• _Texte proposé_
Il est l’auteur de nombreux travaux et de plusieurs publications sur l’histoire et les formes de l’écologisme,
qu’il étudie depuis 1974 (et dont L’Avenir de la société alternative, publié chez l’Harmattan, a présenté
une première synthèse, actualisée dans L’Écologisme à l’aube du XXIe siècle, édité par Georg à Genève).
Ecocitoyenneté : quand le mot apparaît il est volontiers relié à ce qu’il est convenu de nommer l’éducation relative à l’environnement. On est tenté de s’en défier, ainsi que de tous les mots au préfixe Éco. Écoformation, écopédagogie… En même temps on comprend bien qu’il séduise quand on découvre certaines exigences, par exemple à travers ces notations exprimées au cours d’un séminaire d’enseignants, en 1998-1999 : “Donner aux futurs citoyens le moyen de comprendre ces choix afin d’être en mesure d’exercer un contrôle pertinent sur les décisions prises est un des rôles de l’École”(à propos des conférences sur le changement climatique). “Entre expertise et citoyenneté”, c’est là qu’est située l’éducation relative à l’environnement. Avec des questions qui ont des airs de conclusion :“La politique de l’environnement une affaire d’expert ou de choix de citoyen ? L’éducation au débat pour en faire quoi ? Quel citoyen forme-t-on ?(du local au planétaire) ?”Questions inspirantes.
Quel citoyen pour quel environnement ?

• _Extraits de données_
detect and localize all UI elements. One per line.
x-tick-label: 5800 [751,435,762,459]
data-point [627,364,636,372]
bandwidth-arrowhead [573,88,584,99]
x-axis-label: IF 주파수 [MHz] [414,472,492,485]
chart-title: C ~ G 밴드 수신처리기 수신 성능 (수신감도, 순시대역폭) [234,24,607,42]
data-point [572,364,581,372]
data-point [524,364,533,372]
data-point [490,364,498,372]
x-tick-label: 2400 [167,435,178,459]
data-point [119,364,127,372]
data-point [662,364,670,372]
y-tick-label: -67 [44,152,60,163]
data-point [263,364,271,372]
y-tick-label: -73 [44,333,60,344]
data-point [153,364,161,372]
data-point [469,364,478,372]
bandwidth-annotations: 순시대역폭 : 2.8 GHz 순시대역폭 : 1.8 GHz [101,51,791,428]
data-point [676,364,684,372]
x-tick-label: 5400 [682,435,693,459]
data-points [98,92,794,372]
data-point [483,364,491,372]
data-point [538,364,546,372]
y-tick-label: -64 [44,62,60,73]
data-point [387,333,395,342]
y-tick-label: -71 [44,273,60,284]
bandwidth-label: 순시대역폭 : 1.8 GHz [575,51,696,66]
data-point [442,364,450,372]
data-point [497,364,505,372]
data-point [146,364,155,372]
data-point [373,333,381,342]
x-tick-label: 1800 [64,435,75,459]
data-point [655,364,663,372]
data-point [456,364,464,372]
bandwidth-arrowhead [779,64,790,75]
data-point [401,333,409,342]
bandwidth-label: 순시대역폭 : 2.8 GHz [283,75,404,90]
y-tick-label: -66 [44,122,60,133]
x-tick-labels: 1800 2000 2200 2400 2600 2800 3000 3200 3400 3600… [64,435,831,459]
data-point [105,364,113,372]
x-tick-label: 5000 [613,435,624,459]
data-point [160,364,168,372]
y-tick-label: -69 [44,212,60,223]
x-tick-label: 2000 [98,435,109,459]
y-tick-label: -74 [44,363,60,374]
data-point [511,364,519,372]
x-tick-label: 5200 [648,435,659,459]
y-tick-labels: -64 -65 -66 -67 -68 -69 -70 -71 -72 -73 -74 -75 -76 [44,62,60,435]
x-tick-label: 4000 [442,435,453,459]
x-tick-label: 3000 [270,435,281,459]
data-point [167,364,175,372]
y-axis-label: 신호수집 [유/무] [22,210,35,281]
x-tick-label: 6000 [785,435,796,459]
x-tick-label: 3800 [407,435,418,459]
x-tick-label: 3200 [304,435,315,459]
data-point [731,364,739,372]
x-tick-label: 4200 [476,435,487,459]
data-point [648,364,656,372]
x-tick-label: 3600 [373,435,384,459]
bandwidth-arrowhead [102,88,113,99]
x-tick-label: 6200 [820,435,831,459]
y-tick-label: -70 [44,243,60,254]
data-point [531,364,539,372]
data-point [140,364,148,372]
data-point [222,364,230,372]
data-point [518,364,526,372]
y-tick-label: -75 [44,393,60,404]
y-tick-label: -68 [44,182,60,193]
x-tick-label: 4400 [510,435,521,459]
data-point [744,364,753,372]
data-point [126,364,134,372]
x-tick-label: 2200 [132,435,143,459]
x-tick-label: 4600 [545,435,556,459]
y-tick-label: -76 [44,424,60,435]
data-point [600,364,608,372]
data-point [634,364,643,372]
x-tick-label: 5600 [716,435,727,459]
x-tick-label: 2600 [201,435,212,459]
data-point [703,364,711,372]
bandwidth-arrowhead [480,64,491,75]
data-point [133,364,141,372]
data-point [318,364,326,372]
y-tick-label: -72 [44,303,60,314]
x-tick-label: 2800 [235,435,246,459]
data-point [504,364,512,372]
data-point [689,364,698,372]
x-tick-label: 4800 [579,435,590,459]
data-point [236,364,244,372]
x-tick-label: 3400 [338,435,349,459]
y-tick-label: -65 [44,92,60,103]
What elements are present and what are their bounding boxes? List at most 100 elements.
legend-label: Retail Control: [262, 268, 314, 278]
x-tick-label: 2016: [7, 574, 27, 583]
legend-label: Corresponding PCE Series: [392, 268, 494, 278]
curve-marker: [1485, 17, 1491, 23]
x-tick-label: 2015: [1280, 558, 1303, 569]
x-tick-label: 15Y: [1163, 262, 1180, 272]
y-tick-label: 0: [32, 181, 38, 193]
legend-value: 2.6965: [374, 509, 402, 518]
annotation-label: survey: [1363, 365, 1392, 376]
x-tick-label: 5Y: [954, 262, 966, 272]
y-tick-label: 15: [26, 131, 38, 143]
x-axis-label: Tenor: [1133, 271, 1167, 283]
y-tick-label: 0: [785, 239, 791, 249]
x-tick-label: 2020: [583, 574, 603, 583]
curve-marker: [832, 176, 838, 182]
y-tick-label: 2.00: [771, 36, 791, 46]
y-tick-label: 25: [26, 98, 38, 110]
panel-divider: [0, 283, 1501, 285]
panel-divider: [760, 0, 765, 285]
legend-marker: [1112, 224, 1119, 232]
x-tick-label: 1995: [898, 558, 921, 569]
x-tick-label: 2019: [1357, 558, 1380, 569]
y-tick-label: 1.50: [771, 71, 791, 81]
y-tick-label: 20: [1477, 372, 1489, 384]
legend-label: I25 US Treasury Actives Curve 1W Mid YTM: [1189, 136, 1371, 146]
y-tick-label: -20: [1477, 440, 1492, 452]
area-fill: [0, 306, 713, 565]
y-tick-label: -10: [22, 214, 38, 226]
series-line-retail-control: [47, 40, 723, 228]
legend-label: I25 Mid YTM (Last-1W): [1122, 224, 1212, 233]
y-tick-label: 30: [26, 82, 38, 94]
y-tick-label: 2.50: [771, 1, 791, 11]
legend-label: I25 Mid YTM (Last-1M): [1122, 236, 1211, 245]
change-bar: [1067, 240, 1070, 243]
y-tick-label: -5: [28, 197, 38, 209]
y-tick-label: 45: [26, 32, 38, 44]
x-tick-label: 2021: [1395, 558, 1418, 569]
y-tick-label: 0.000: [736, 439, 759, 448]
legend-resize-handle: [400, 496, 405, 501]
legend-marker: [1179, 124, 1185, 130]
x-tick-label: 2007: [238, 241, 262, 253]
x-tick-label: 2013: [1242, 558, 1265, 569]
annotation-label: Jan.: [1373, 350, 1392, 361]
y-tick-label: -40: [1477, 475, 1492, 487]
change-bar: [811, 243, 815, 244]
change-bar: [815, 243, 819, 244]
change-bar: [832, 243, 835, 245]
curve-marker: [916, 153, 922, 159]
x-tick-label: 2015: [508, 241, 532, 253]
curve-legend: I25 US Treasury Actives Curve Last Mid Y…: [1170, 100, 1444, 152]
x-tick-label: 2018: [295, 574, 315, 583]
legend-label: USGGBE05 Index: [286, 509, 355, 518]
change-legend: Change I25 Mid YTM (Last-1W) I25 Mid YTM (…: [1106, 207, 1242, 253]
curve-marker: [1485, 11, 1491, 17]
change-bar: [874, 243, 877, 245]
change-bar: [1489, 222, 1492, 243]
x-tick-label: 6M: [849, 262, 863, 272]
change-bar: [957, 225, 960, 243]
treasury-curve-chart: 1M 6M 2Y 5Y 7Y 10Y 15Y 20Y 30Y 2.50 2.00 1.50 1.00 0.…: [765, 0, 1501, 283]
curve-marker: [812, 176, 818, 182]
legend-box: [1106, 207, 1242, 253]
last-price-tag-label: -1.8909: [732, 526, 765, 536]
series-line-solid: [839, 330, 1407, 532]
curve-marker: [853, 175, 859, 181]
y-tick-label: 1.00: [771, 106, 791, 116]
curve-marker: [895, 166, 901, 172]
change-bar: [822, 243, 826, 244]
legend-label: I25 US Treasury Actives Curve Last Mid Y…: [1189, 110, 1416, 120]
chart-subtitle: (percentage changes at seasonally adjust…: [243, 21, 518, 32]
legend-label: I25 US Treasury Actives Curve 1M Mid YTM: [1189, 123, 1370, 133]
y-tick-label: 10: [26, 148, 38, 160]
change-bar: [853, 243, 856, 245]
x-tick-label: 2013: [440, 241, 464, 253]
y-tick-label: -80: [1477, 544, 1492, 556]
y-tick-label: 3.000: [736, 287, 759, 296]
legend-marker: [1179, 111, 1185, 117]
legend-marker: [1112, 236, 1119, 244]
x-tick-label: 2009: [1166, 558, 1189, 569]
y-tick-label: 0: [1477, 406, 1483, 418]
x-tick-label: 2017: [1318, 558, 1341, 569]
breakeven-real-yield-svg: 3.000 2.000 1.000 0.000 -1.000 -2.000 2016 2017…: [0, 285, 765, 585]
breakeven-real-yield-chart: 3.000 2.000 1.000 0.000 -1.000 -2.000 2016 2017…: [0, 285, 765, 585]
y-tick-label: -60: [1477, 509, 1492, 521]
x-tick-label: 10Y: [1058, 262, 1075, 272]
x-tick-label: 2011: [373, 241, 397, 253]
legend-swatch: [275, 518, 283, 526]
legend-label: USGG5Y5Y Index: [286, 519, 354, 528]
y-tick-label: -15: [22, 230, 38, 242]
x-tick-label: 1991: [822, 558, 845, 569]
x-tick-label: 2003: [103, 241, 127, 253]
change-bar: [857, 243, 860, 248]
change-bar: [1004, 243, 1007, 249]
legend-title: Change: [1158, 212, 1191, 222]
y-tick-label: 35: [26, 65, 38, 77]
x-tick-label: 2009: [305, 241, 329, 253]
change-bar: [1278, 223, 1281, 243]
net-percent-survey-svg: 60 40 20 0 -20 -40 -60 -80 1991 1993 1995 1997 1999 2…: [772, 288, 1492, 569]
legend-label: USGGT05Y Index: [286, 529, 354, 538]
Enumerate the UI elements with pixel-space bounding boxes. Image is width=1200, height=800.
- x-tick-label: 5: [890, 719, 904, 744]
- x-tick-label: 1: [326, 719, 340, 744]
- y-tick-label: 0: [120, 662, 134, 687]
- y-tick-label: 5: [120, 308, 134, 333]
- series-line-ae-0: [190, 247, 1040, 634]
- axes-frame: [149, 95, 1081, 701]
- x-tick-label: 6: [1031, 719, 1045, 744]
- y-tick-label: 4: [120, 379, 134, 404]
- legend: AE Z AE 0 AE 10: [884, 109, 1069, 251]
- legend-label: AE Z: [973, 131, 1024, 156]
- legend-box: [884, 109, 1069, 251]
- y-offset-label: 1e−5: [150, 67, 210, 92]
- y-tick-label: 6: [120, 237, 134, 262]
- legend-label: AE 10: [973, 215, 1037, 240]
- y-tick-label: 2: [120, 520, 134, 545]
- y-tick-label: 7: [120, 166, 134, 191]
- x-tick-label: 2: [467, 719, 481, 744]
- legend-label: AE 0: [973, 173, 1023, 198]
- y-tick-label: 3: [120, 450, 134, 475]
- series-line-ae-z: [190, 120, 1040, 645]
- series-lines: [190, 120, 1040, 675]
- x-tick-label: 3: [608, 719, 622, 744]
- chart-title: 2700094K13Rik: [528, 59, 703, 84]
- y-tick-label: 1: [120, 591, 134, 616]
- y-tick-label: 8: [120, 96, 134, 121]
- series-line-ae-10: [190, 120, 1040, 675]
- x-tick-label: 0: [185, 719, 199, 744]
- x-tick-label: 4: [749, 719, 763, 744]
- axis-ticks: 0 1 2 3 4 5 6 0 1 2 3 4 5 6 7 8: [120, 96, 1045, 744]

• _Exercices proposés_
**1)** Traduisez en anglais la phrase suivante, tirée du texte sur l’écocitoyenneté : « Ecocitoyenneté : quand le mot apparaît il est volontiers relié à ce qu’il est convenu de nommer l’éducation relative à l’environnement. »
**2)** Recopiez le passage du texte sur l’écocitoyenneté compris entre « Il est l’auteur » et « Georg à Genève). », bornes incluses.

• _Corrigés_
**1)** Eco-citizenship: when the word appears, it is readily linked to what is conventionally called environmental education.

**2)**
Il est l’auteur de nombreux travaux et de plusieurs publications sur l’histoire et les formes de l’écologisme,
qu’il étudie depuis 1974 (et dont L’Avenir de la société alternative, publié chez l’Harmattan, a présenté
une première synthèse, actualisée dans L’Écologisme à l’aube du XXIe siècle, édité par Georg à Genève).